• [STATED GOAL] List each distinct username that posts in the forum thread about making the walls of Hell, once each, in the order they first appear.

# Need a cheap way to make the walls of Hell



## GOT (Apr 17, 2007)

For 2008, I am thinking of making an elevator down to hell. I would like to make about 500 square feet of cave wall that have glowing cracks like a lava flow, but I am tired of spending mega bucks on halloween (so carving up foam board is out). I have a few ideas but I am curious what the group might come up with. Key here is underground glowing rock.


----------



## heresjohnny (Feb 15, 2006)

I have had good results making wall panels from cardboard and paper mache. I built a little over 100' of wall panels for the cost of gallon of elmer's glue, some salt and some flour. http://www.johnnyspage.com/walls.htm


----------



## joker (Sep 25, 2007)

GOT I'm not sure if it would be worth the drive, but I've got access to about 80 sheets (I'll double check tomorrow may be more) of 45" x 46" sheets of cardboard. They've been sitting in a hallway at work with a sign asking people to take them. Let me know if you're interested.


----------



## Revenant (Mar 17, 2007)

Golden Triangle... Money, Time, Quality, pick 2... if it's gonna be good _and _cheap, get started !

We know you've got the ability to take minimal money and turn it into great haunts; we've seen the pictures of what you've done. Put aside some space and scarf up some cardboard and start building! And newspaper mache, etc etc...


----------



## GOT (Apr 17, 2007)

Joker, thanks for the offer. But, my wife would kill me if I started storing cardboard in the garage right now. I have found it not too hard to get cardboard from local furniture stores.
Here is what I was thinking, but it is an untested idea. I am thinking of buying maybe 4 quarts of 2.5 lb 2-part polyurethane foam. That would set me back about $70. I would stretch some plastic tarp and cheap cloth material over a wooden frame, then mix and pour the foam over the material. I think I could get a good "lava flow" look with this. The bonus is that the results would be semi-transparent to red lighting so I could make it glow with back-lighting. The key will be if I can get the foam to cover a large enough area so that I can do the whole thing with 4 quarts.


----------



## dionicia (Aug 4, 2007)

You may have to work pretty quickly to get the look you want before the foam starts to go crazy.


----------



## GOT (Apr 17, 2007)

I want it to flow some, like a lava flow. I think I can pour it at an angle, let it do its thing for a few minutes, then push on a few areas from behind to make the walls bulbous rather than flat. I am hoping it has enough strength to hold a 3D shape without cracking and pealing (a few cracks would be acceptable, but flacking off would be bad).

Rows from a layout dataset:
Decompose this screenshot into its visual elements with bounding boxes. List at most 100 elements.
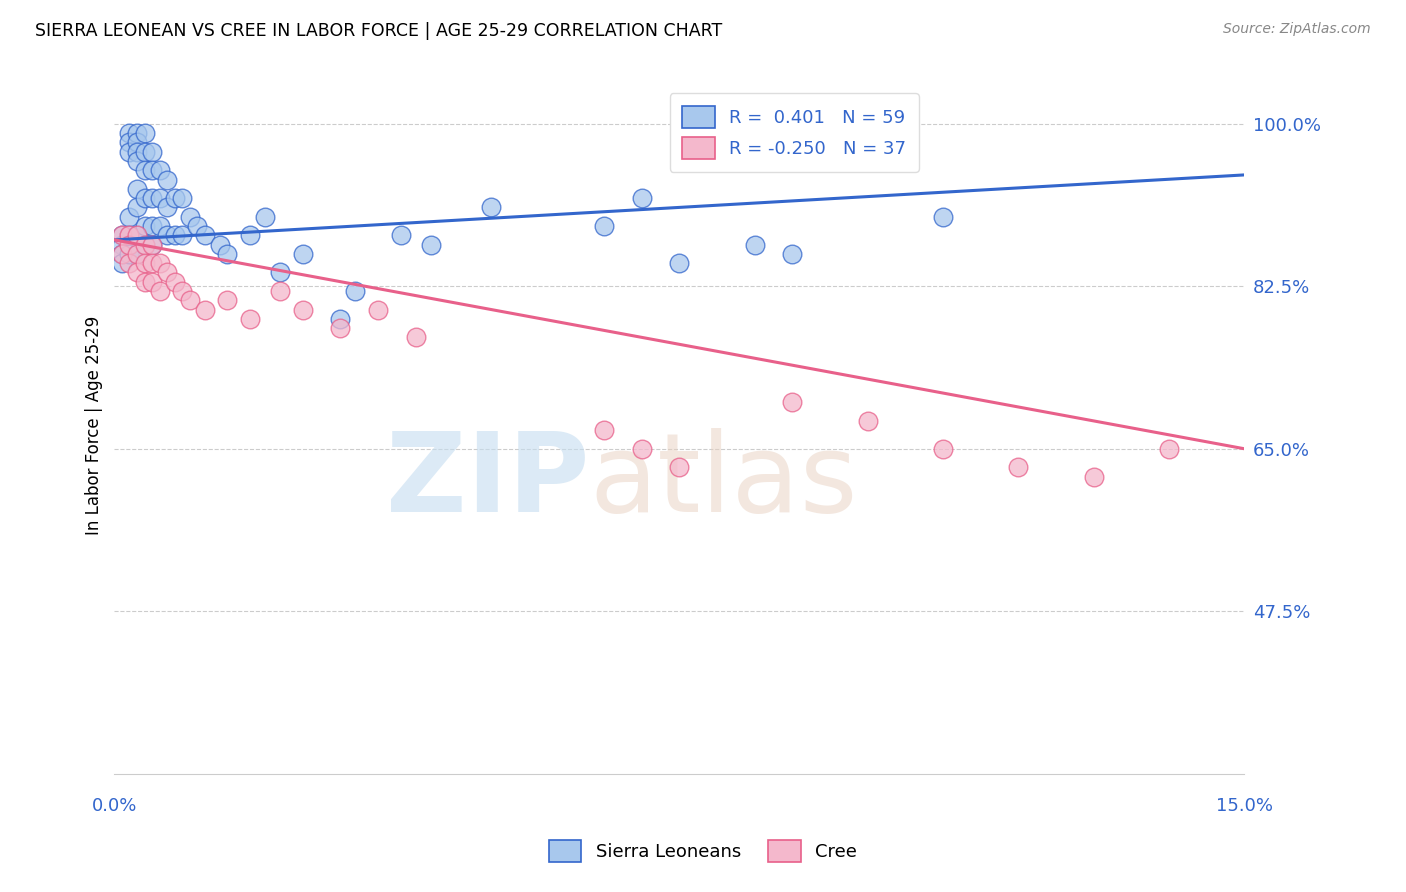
Point: [125, 247, 148, 261]
Point: [179, 210, 201, 224]
Text: 15.0%: 15.0%: [1216, 797, 1272, 815]
Point: [194, 302, 217, 317]
Point: [125, 265, 148, 279]
Point: [141, 275, 163, 289]
Point: [134, 145, 156, 159]
Point: [744, 237, 766, 252]
Point: [156, 201, 179, 215]
Point: [149, 284, 172, 298]
Point: [329, 311, 352, 326]
Legend: Sierra Leoneans, Cree: Sierra Leoneans, Cree: [541, 833, 865, 870]
Point: [932, 442, 955, 456]
Point: [125, 201, 148, 215]
Point: [217, 247, 239, 261]
Point: [134, 237, 156, 252]
Point: [163, 228, 186, 243]
Point: [156, 172, 179, 186]
Point: [1007, 460, 1029, 475]
Point: [111, 247, 134, 261]
Point: [593, 423, 616, 437]
Point: [111, 256, 134, 270]
Point: [163, 191, 186, 205]
Point: [125, 126, 148, 140]
Point: [134, 191, 156, 205]
Point: [118, 136, 141, 150]
Point: [291, 302, 314, 317]
Point: [118, 256, 141, 270]
Point: [856, 414, 879, 428]
Text: SIERRA LEONEAN VS CREE IN LABOR FORCE | AGE 25-29 CORRELATION CHART: SIERRA LEONEAN VS CREE IN LABOR FORCE | …: [35, 22, 723, 40]
Text: atlas: atlas: [589, 428, 858, 534]
Point: [111, 237, 134, 252]
Point: [239, 311, 262, 326]
Point: [186, 219, 208, 233]
Point: [479, 201, 502, 215]
Point: [405, 330, 427, 344]
Point: [141, 256, 163, 270]
Point: [141, 237, 163, 252]
Point: [932, 210, 955, 224]
Point: [134, 126, 156, 140]
Point: [134, 163, 156, 178]
Point: [134, 237, 156, 252]
Point: [630, 191, 652, 205]
Point: [668, 256, 690, 270]
Point: [118, 145, 141, 159]
Point: [630, 442, 652, 456]
Point: [125, 228, 148, 243]
Point: [156, 228, 179, 243]
Point: [194, 228, 217, 243]
Point: [172, 191, 194, 205]
Point: [134, 256, 156, 270]
Point: [149, 256, 172, 270]
Point: [1083, 469, 1105, 483]
Point: [217, 293, 239, 308]
Point: [593, 219, 616, 233]
Point: [118, 126, 141, 140]
Point: [668, 460, 690, 475]
Point: [118, 247, 141, 261]
Point: [172, 284, 194, 298]
Point: [782, 247, 804, 261]
Point: [269, 284, 291, 298]
Legend: R =  0.401   N = 59, R = -0.250   N = 37: R = 0.401 N = 59, R = -0.250 N = 37: [669, 94, 920, 172]
Point: [125, 136, 148, 150]
Y-axis label: In Labor Force | Age 25-29: In Labor Force | Age 25-29: [86, 316, 103, 535]
Point: [208, 237, 231, 252]
Point: [118, 228, 141, 243]
Point: [179, 293, 201, 308]
Point: [239, 228, 262, 243]
Point: [118, 228, 141, 243]
Point: [125, 145, 148, 159]
Point: [141, 163, 163, 178]
Point: [141, 191, 163, 205]
Text: Source: ZipAtlas.com: Source: ZipAtlas.com: [1223, 22, 1371, 37]
Point: [134, 275, 156, 289]
Point: [419, 237, 441, 252]
Point: [118, 237, 141, 252]
Point: [125, 247, 148, 261]
Point: [141, 237, 163, 252]
Point: [149, 219, 172, 233]
Point: [111, 228, 134, 243]
Point: [125, 153, 148, 168]
Point: [254, 210, 277, 224]
Point: [291, 247, 314, 261]
Point: [782, 395, 804, 409]
Point: [141, 145, 163, 159]
Point: [367, 302, 389, 317]
Point: [172, 228, 194, 243]
Point: [141, 219, 163, 233]
Point: [111, 228, 134, 243]
Point: [111, 247, 134, 261]
Point: [118, 210, 141, 224]
Point: [156, 265, 179, 279]
Point: [163, 275, 186, 289]
Point: [389, 228, 412, 243]
Point: [149, 191, 172, 205]
Point: [269, 265, 291, 279]
Point: [125, 182, 148, 196]
Point: [125, 228, 148, 243]
Point: [134, 219, 156, 233]
Text: 0.0%: 0.0%: [91, 797, 138, 815]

• [RESPONSE TO THE TASK]
GOT
heresjohnny
joker
Revenant
dionicia